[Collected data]
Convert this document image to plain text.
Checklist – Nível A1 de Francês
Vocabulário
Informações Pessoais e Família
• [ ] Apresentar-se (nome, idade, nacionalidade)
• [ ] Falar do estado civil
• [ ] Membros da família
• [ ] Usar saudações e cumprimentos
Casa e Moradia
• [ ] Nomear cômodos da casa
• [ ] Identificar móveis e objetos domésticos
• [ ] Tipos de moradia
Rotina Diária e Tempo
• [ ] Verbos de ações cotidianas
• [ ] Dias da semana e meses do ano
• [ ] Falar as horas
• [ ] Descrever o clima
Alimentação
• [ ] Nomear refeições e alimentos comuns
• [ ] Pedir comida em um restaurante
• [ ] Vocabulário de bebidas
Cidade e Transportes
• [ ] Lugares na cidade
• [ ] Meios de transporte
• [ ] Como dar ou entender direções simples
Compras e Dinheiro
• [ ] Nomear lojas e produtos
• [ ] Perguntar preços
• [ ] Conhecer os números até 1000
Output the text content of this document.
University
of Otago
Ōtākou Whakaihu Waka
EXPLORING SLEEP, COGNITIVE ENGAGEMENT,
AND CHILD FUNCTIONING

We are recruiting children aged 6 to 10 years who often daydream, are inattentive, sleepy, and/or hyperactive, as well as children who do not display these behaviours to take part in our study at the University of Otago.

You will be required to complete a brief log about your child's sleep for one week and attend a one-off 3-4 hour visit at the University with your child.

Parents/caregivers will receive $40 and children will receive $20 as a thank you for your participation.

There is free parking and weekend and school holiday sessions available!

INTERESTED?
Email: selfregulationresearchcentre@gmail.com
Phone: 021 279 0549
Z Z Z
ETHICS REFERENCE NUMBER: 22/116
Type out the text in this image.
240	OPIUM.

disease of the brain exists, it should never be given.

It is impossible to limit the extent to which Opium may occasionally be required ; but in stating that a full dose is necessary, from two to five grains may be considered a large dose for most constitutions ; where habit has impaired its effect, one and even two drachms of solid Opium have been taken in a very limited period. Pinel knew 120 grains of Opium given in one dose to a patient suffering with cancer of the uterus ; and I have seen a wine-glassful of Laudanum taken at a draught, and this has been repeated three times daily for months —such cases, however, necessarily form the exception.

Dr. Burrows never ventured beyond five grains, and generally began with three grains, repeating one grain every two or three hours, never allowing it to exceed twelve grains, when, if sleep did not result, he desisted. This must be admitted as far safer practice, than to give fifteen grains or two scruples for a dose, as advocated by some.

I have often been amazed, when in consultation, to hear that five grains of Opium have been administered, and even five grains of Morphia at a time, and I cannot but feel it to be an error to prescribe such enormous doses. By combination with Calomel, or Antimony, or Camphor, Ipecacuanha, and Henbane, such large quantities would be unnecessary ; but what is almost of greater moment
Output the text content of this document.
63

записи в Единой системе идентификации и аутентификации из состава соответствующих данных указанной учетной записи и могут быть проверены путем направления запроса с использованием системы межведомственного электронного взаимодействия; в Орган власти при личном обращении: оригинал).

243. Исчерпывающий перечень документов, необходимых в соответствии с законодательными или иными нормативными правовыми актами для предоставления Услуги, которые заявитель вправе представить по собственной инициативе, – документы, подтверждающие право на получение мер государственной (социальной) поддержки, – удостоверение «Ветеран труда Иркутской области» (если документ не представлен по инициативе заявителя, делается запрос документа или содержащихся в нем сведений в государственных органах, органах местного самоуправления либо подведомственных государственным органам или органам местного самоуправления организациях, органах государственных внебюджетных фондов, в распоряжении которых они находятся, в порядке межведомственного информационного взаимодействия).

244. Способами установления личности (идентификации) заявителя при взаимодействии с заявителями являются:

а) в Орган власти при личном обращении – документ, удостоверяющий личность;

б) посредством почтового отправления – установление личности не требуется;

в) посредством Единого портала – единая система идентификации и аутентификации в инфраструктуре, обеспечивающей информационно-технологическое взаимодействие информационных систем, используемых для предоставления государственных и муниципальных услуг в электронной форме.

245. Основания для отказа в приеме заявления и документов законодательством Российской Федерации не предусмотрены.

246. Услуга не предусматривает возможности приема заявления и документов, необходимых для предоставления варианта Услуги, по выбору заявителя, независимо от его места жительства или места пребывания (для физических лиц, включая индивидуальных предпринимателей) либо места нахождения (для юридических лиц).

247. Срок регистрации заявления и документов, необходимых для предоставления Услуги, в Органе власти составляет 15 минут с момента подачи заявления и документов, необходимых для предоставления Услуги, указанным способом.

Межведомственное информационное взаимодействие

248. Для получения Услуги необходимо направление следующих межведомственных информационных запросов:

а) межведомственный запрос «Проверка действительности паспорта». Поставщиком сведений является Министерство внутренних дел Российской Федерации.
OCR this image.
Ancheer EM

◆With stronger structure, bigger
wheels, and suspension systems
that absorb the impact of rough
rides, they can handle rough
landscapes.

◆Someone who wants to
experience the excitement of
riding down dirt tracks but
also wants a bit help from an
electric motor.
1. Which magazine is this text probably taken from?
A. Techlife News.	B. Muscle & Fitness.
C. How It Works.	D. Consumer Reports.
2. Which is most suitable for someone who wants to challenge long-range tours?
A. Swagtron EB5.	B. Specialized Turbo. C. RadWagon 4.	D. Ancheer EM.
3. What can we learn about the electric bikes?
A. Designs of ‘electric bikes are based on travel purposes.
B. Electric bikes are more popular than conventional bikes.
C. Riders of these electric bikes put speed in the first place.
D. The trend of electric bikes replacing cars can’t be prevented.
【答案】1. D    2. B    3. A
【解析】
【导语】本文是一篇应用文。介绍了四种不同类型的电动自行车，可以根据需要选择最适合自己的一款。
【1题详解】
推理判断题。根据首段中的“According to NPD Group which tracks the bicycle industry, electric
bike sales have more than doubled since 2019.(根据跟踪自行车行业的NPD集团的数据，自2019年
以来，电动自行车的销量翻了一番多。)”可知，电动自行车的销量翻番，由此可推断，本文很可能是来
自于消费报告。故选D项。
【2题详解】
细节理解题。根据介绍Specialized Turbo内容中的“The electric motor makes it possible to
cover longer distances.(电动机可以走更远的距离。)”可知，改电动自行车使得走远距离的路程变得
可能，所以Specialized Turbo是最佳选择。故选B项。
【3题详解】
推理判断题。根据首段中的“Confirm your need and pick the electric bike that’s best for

§ **WHAT NEEDS TO BE DONE**: Determine how many lines in the listing above hold the word "взаимодействия", answering with the number only.

§ **RESPONSE**: 2